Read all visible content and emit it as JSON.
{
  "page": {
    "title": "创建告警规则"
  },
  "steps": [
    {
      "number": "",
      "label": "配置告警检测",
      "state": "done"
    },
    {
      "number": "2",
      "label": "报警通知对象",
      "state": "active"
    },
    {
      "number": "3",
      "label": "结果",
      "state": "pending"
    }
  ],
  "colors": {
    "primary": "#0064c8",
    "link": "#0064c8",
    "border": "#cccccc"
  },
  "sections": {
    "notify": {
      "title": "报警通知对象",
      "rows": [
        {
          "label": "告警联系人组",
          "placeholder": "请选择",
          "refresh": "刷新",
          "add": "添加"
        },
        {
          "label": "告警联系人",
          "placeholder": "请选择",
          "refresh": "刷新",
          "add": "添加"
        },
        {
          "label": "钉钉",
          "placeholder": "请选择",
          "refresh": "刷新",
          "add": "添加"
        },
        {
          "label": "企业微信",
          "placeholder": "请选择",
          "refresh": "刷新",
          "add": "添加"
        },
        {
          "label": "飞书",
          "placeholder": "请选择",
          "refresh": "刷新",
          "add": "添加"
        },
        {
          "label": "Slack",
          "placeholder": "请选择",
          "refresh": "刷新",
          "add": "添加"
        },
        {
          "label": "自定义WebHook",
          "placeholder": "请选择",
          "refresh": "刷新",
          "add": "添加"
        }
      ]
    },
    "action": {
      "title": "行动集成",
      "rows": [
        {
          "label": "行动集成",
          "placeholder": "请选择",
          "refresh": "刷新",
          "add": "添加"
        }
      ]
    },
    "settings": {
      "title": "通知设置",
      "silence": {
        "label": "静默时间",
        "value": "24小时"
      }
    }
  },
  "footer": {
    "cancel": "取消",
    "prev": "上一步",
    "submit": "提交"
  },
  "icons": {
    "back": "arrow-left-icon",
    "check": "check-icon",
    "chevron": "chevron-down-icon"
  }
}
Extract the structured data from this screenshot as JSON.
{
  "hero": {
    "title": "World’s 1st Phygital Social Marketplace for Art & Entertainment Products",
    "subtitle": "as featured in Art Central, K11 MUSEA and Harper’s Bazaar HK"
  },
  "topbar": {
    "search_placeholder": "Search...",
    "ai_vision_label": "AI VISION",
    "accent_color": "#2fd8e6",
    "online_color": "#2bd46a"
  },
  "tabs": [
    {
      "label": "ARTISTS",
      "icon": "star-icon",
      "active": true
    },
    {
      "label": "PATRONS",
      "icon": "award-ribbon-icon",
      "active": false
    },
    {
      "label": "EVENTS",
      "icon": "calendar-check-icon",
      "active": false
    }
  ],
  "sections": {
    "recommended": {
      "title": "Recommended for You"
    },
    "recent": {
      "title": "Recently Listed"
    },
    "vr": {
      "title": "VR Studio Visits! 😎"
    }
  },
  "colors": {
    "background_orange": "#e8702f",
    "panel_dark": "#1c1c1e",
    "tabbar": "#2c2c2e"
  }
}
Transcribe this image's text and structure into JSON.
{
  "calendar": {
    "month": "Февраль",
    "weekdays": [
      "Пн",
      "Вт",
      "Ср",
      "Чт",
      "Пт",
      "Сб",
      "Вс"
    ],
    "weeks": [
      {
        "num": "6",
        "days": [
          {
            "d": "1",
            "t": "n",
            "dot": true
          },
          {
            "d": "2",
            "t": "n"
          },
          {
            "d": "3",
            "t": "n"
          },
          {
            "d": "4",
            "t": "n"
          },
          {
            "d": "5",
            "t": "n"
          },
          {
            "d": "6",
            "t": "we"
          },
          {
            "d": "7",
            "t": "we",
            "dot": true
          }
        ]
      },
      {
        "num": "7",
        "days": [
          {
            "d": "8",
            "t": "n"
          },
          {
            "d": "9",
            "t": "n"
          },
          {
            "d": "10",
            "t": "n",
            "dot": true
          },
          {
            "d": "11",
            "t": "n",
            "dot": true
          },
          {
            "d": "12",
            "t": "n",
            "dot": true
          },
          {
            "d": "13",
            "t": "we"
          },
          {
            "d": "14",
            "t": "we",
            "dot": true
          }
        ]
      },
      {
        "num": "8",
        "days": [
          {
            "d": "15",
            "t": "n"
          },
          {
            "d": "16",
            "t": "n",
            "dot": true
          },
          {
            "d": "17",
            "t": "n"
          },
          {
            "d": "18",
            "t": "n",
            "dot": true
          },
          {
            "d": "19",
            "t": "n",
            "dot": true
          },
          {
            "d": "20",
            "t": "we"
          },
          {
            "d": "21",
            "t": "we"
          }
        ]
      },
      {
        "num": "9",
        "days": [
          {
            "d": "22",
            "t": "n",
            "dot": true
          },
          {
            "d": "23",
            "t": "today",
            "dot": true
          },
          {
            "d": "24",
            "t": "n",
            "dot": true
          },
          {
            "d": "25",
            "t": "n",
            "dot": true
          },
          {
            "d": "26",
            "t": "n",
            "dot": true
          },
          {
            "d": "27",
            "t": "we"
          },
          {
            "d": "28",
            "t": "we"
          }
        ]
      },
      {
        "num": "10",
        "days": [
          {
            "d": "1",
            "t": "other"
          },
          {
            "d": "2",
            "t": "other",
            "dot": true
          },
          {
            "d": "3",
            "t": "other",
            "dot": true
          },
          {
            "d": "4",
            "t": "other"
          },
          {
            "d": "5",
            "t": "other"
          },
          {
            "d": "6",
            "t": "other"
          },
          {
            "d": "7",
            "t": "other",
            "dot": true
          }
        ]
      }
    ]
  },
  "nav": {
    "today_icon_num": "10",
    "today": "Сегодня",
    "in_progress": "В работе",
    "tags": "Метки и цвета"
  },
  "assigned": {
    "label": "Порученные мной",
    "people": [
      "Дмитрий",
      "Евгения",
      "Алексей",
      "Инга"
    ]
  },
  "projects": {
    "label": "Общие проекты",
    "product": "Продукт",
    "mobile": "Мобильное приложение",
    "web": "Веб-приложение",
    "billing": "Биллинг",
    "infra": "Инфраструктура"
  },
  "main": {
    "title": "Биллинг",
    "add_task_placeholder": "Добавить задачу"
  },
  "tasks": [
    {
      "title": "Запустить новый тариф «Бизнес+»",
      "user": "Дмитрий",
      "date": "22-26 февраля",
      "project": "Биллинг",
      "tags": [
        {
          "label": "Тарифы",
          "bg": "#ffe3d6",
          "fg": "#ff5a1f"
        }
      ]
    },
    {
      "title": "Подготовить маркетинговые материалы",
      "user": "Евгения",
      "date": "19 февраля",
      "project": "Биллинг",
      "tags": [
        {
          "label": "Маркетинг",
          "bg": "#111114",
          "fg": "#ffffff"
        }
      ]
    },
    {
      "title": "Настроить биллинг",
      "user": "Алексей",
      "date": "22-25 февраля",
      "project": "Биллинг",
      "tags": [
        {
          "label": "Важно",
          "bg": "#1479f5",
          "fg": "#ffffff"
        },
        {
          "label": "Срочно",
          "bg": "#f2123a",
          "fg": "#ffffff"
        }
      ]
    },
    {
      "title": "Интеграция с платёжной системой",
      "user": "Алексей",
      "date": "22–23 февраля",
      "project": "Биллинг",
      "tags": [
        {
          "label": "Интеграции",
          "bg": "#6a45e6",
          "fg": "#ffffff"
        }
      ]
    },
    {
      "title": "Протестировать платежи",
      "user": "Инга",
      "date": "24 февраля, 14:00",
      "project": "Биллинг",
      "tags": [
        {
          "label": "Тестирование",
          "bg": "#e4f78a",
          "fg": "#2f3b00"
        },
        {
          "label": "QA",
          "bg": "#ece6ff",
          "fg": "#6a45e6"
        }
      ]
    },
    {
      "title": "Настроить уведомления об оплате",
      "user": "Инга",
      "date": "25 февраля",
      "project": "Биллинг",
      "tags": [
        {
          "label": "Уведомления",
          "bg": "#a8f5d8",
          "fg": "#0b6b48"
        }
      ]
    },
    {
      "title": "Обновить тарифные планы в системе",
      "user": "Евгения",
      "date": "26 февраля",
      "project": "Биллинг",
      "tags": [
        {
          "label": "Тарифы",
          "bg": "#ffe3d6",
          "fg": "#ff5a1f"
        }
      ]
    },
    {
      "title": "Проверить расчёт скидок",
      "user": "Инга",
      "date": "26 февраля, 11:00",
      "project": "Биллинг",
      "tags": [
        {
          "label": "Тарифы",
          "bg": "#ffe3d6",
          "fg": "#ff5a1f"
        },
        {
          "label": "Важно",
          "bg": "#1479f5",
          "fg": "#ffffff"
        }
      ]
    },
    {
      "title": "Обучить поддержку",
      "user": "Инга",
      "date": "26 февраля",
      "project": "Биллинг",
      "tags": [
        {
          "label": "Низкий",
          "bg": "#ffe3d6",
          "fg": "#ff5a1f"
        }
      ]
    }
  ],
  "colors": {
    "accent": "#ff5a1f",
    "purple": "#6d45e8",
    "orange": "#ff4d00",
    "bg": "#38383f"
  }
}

● EXERCISE
Only a number is expected here: the count of lines in the listing that hold the string "приложение".

● COMPLETED TASK
2